• [Problem description]: Check each line below for the word "Microsoft" and give the number of lines that have it, nothing more.
--- --- ---
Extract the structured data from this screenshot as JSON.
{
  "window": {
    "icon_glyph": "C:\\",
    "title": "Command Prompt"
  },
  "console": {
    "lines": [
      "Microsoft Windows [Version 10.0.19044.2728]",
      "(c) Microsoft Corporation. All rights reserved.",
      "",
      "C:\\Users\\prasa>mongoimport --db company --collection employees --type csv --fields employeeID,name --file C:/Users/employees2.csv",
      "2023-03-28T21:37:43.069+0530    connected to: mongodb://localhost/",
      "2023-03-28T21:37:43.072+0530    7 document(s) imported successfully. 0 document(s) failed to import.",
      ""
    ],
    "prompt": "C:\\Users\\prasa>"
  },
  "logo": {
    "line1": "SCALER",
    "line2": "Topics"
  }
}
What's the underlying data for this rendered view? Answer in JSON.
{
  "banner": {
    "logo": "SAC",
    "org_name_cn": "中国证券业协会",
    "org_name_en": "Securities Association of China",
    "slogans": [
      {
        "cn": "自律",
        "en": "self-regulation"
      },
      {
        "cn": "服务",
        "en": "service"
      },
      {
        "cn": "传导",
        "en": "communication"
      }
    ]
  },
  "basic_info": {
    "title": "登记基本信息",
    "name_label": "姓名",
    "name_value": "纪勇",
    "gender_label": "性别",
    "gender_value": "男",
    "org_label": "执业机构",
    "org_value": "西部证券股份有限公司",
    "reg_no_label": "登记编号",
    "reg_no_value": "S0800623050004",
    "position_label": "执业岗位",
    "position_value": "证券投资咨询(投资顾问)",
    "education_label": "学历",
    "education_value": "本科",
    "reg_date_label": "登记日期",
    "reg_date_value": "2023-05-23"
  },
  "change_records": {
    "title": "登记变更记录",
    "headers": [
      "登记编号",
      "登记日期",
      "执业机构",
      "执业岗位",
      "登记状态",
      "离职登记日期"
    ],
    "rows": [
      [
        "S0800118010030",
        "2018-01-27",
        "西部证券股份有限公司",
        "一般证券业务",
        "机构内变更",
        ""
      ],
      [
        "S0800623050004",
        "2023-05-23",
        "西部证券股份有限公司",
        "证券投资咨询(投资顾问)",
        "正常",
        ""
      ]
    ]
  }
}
--- --- ---
• [Finished task]: 2